DATA LISTING:
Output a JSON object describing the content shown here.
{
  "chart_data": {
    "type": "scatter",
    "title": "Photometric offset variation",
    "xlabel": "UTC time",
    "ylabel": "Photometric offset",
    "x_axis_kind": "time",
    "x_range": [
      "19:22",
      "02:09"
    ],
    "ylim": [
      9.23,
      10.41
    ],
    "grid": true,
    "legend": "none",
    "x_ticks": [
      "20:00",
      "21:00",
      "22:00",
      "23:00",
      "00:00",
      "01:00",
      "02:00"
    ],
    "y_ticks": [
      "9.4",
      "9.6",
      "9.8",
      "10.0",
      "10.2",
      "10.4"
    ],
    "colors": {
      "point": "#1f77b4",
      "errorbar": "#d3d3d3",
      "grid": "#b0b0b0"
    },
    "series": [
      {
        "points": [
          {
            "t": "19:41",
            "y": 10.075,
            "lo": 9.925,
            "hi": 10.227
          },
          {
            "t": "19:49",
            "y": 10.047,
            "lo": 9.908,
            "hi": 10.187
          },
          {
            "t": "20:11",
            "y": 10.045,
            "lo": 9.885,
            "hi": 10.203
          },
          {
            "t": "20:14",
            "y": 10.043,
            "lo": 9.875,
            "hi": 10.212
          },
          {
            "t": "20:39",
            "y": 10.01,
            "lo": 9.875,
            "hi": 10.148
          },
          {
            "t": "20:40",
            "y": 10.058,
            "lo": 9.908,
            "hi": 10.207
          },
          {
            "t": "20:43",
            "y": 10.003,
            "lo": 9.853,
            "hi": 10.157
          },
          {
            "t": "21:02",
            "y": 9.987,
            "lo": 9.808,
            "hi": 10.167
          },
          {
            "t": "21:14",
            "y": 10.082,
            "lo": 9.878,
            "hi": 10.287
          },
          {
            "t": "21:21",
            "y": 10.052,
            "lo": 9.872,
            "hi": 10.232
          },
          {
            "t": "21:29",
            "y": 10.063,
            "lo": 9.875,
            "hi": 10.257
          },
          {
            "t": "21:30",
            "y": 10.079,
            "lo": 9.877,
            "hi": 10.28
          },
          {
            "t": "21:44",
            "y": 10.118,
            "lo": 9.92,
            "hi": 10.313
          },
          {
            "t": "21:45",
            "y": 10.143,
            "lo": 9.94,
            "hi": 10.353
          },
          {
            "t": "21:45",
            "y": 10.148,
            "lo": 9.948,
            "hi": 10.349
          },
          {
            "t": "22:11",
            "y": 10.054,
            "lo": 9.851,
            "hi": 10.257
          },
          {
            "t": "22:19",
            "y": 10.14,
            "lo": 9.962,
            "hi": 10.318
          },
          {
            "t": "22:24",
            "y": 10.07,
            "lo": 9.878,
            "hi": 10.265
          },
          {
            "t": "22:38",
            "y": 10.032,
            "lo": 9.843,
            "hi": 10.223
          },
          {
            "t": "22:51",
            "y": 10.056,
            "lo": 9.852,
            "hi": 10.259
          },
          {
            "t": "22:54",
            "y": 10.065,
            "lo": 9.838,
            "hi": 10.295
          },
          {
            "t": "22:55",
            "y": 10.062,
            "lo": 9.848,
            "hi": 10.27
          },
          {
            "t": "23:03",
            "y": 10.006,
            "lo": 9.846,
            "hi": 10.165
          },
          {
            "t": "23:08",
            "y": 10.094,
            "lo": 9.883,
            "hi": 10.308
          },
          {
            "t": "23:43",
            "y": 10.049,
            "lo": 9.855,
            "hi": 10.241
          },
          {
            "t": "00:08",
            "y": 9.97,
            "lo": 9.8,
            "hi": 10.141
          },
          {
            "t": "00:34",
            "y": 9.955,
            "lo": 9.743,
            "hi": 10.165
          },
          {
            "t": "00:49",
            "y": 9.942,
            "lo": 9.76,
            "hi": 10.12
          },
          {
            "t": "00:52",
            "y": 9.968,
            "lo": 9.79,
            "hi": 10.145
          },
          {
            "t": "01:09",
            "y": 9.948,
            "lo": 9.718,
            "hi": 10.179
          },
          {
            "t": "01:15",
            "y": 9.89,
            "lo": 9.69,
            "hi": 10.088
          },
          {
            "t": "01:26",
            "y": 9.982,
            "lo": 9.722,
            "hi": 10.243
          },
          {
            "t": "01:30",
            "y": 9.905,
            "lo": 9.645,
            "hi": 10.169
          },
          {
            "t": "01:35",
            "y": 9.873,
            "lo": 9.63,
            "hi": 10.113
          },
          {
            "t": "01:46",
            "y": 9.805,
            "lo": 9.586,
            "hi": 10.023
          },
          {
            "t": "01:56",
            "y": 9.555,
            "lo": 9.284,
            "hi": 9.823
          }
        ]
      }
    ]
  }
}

REQUIREMENT: Retype all of the data shown above, word for word.

SOLUTION BELOW:
Output a JSON object describing the content shown here.
{
  "chart_data": {
    "type": "scatter",
    "title": "Photometric offset variation",
    "xlabel": "UTC time",
    "ylabel": "Photometric offset",
    "x_axis_kind": "time",
    "x_range": [
      "19:22",
      "02:09"
    ],
    "ylim": [
      9.23,
      10.41
    ],
    "grid": true,
    "legend": "none",
    "x_ticks": [
      "20:00",
      "21:00",
      "22:00",
      "23:00",
      "00:00",
      "01:00",
      "02:00"
    ],
    "y_ticks": [
      "9.4",
      "9.6",
      "9.8",
      "10.0",
      "10.2",
      "10.4"
    ],
    "colors": {
      "point": "#1f77b4",
      "errorbar": "#d3d3d3",
      "grid": "#b0b0b0"
    },
    "series": [
      {
        "points": [
          {
            "t": "19:41",
            "y": 10.075,
            "lo": 9.925,
            "hi": 10.227
          },
          {
            "t": "19:49",
            "y": 10.047,
            "lo": 9.908,
            "hi": 10.187
          },
          {
            "t": "20:11",
            "y": 10.045,
            "lo": 9.885,
            "hi": 10.203
          },
          {
            "t": "20:14",
            "y": 10.043,
            "lo": 9.875,
            "hi": 10.212
          },
          {
            "t": "20:39",
            "y": 10.01,
            "lo": 9.875,
            "hi": 10.148
          },
          {
            "t": "20:40",
            "y": 10.058,
            "lo": 9.908,
            "hi": 10.207
          },
          {
            "t": "20:43",
            "y": 10.003,
            "lo": 9.853,
            "hi": 10.157
          },
          {
            "t": "21:02",
            "y": 9.987,
            "lo": 9.808,
            "hi": 10.167
          },
          {
            "t": "21:14",
            "y": 10.082,
            "lo": 9.878,
            "hi": 10.287
          },
          {
            "t": "21:21",
            "y": 10.052,
            "lo": 9.872,
            "hi": 10.232
          },
          {
            "t": "21:29",
            "y": 10.063,
            "lo": 9.875,
            "hi": 10.257
          },
          {
            "t": "21:30",
            "y": 10.079,
            "lo": 9.877,
            "hi": 10.28
          },
          {
            "t": "21:44",
            "y": 10.118,
            "lo": 9.92,
            "hi": 10.313
          },
          {
            "t": "21:45",
            "y": 10.143,
            "lo": 9.94,
            "hi": 10.353
          },
          {
            "t": "21:45",
            "y": 10.148,
            "lo": 9.948,
            "hi": 10.349
          },
          {
            "t": "22:11",
            "y": 10.054,
            "lo": 9.851,
            "hi": 10.257
          },
          {
            "t": "22:19",
            "y": 10.14,
            "lo": 9.962,
            "hi": 10.318
          },
          {
            "t": "22:24",
            "y": 10.07,
            "lo": 9.878,
            "hi": 10.265
          },
          {
            "t": "22:38",
            "y": 10.032,
            "lo": 9.843,
            "hi": 10.223
          },
          {
            "t": "22:51",
            "y": 10.056,
            "lo": 9.852,
            "hi": 10.259
          },
          {
            "t": "22:54",
            "y": 10.065,
            "lo": 9.838,
            "hi": 10.295
          },
          {
            "t": "22:55",
            "y": 10.062,
            "lo": 9.848,
            "hi": 10.27
          },
          {
            "t": "23:03",
            "y": 10.006,
            "lo": 9.846,
            "hi": 10.165
          },
          {
            "t": "23:08",
            "y": 10.094,
            "lo": 9.883,
            "hi": 10.308
          },
          {
            "t": "23:43",
            "y": 10.049,
            "lo": 9.855,
            "hi": 10.241
          },
          {
            "t": "00:08",
            "y": 9.97,
            "lo": 9.8,
            "hi": 10.141
          },
          {
            "t": "00:34",
            "y": 9.955,
            "lo": 9.743,
            "hi": 10.165
          },
          {
            "t": "00:49",
            "y": 9.942,
            "lo": 9.76,
            "hi": 10.12
          },
          {
            "t": "00:52",
            "y": 9.968,
            "lo": 9.79,
            "hi": 10.145
          },
          {
            "t": "01:09",
            "y": 9.948,
            "lo": 9.718,
            "hi": 10.179
          },
          {
            "t": "01:15",
            "y": 9.89,
            "lo": 9.69,
            "hi": 10.088
          },
          {
            "t": "01:26",
            "y": 9.982,
            "lo": 9.722,
            "hi": 10.243
          },
          {
            "t": "01:30",
            "y": 9.905,
            "lo": 9.645,
            "hi": 10.169
          },
          {
            "t": "01:35",
            "y": 9.873,
            "lo": 9.63,
            "hi": 10.113
          },
          {
            "t": "01:46",
            "y": 9.805,
            "lo": 9.586,
            "hi": 10.023
          },
          {
            "t": "01:56",
            "y": 9.555,
            "lo": 9.284,
            "hi": 9.823
          }
        ]
      }
    ]
  }
}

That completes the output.